[Supplied entries]
## START
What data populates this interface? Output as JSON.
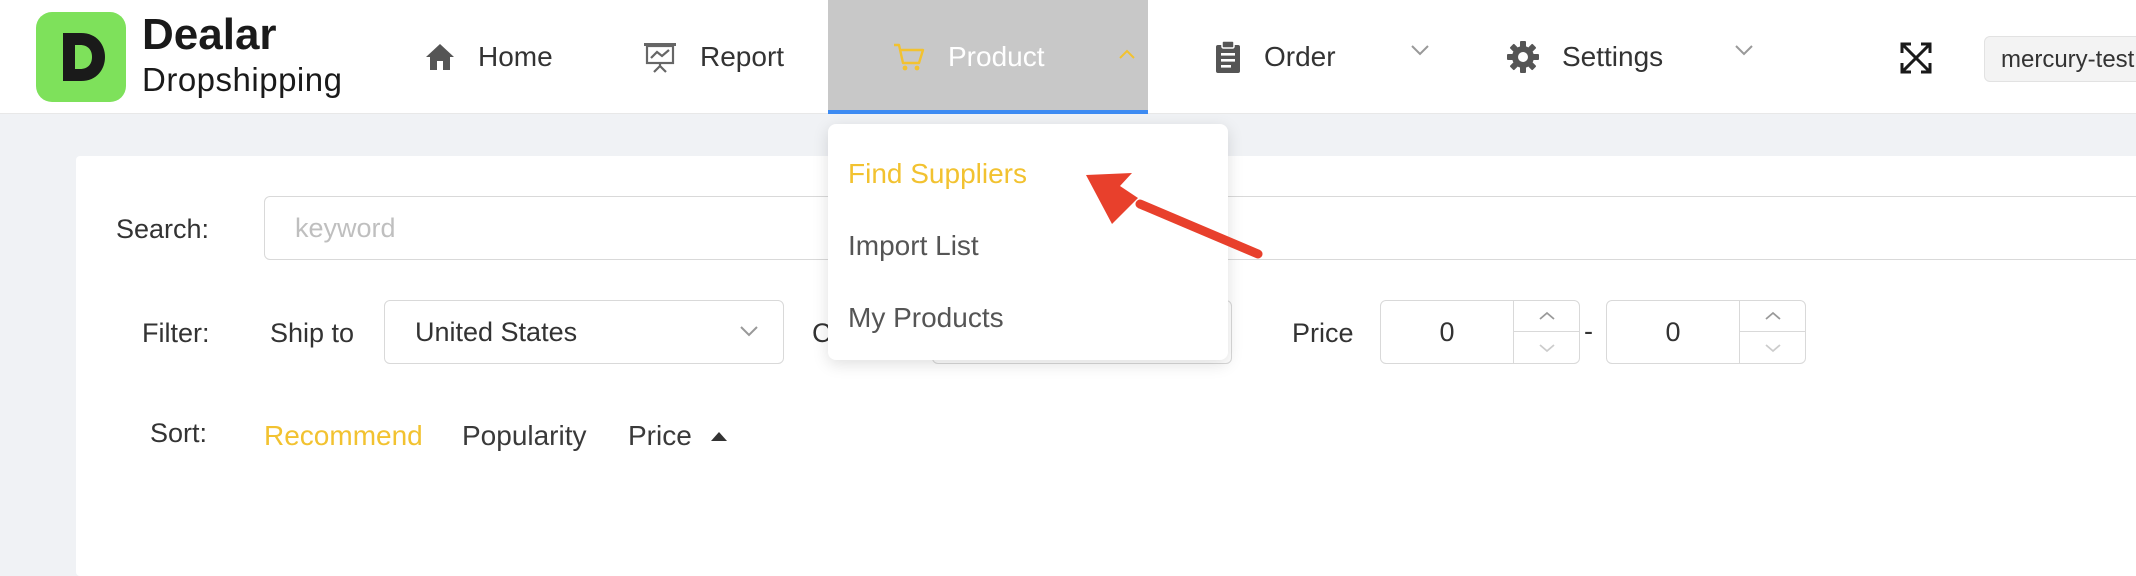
{
  "brand": {
    "name": "Dealar",
    "tagline": "Dropshipping",
    "logo_letter": "D",
    "color": "#7ee15b"
  },
  "nav": {
    "items": [
      {
        "label": "Home",
        "icon": "home-icon"
      },
      {
        "label": "Report",
        "icon": "presentation-chart-icon"
      },
      {
        "label": "Product",
        "icon": "shopping-cart-icon",
        "active": true
      },
      {
        "label": "Order",
        "icon": "clipboard-icon"
      },
      {
        "label": "Settings",
        "icon": "gear-icon"
      }
    ],
    "active_bg": "#c8c8c8",
    "active_underline": "#3d8bf2"
  },
  "account": {
    "label": "mercury-test"
  },
  "product_menu": {
    "items": [
      {
        "label": "Find Suppliers",
        "active": true
      },
      {
        "label": "Import List"
      },
      {
        "label": "My Products"
      }
    ],
    "active_color": "#f2c230"
  },
  "search": {
    "label": "Search:",
    "placeholder": "keyword"
  },
  "filter": {
    "label": "Filter:",
    "ship_to_label": "Ship to",
    "ship_to_value": "United States",
    "partial_label": "C",
    "price_label": "Price",
    "price_min": "0",
    "price_separator": "-",
    "price_max": "0"
  },
  "sort": {
    "label": "Sort:",
    "options": [
      "Recommend",
      "Popularity",
      "Price"
    ],
    "active": "Recommend",
    "active_color": "#f2c230"
  },
  "annotation": {
    "arrow_color": "#e8402c"
  }
}
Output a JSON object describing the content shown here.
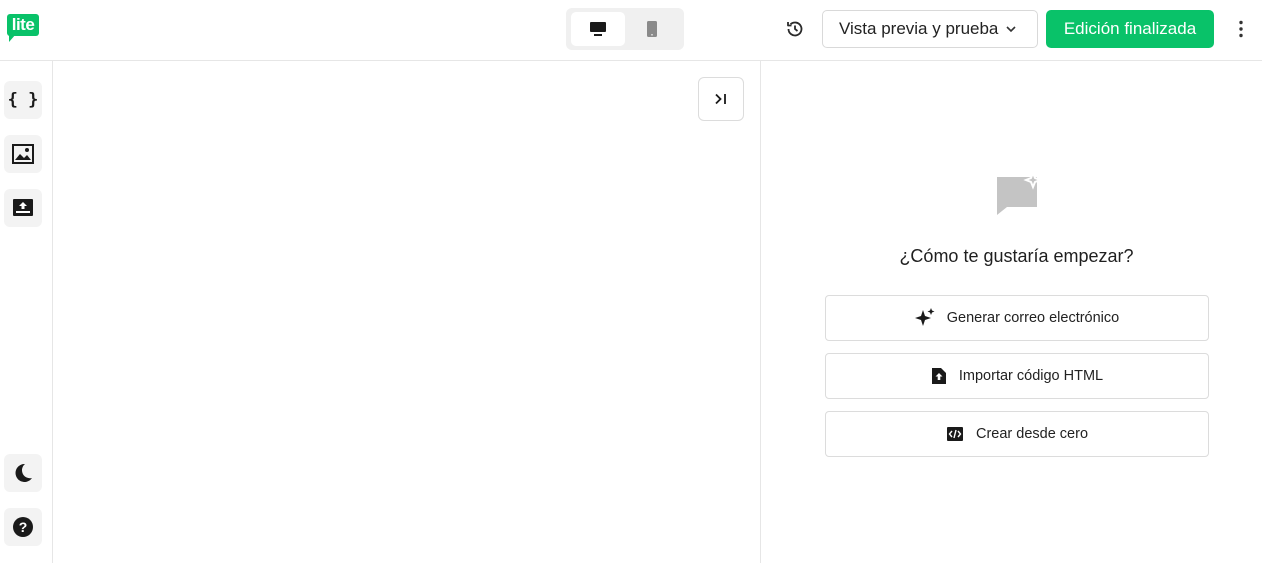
{
  "brand": {
    "logo_text": "lite",
    "accent_color": "#09c269"
  },
  "header": {
    "device_toggle": {
      "options": [
        "desktop",
        "mobile"
      ],
      "selected": "desktop"
    },
    "history_icon": "history-icon",
    "preview_label": "Vista previa y prueba",
    "done_label": "Edición finalizada",
    "more_icon": "more-vertical-icon"
  },
  "sidebar": {
    "top_items": [
      {
        "icon": "code-braces-icon",
        "glyph": "{ }"
      },
      {
        "icon": "image-icon"
      },
      {
        "icon": "upload-icon"
      }
    ],
    "bottom_items": [
      {
        "icon": "moon-icon"
      },
      {
        "icon": "help-icon",
        "glyph": "?"
      }
    ]
  },
  "panel": {
    "heading": "¿Cómo te gustaría empezar?",
    "options": [
      {
        "label": "Generar correo electrónico",
        "icon": "sparkle-icon"
      },
      {
        "label": "Importar código HTML",
        "icon": "file-upload-icon"
      },
      {
        "label": "Crear desde cero",
        "icon": "code-file-icon"
      }
    ]
  }
}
## END
Extract only the lines from the line containing "Output a JSON" through the final line of the records; keep both ends and drop every picture.

Output a JSON object describing the content shown here.
{
  "brand": {
    "logo_text": "lite",
    "accent_color": "#09c269"
  },
  "header": {
    "device_toggle": {
      "options": [
        "desktop",
        "mobile"
      ],
      "selected": "desktop"
    },
    "history_icon": "history-icon",
    "preview_label": "Vista previa y prueba",
    "done_label": "Edición finalizada",
    "more_icon": "more-vertical-icon"
  },
  "sidebar": {
    "top_items": [
      {
        "icon": "code-braces-icon",
        "glyph": "{ }"
      },
      {
        "icon": "image-icon"
      },
      {
        "icon": "upload-icon"
      }
    ],
    "bottom_items": [
      {
        "icon": "moon-icon"
      },
      {
        "icon": "help-icon",
        "glyph": "?"
      }
    ]
  },
  "panel": {
    "heading": "¿Cómo te gustaría empezar?",
    "options": [
      {
        "label": "Generar correo electrónico",
        "icon": "sparkle-icon"
      },
      {
        "label": "Importar código HTML",
        "icon": "file-upload-icon"
      },
      {
        "label": "Crear desde cero",
        "icon": "code-file-icon"
      }
    ]
  }
}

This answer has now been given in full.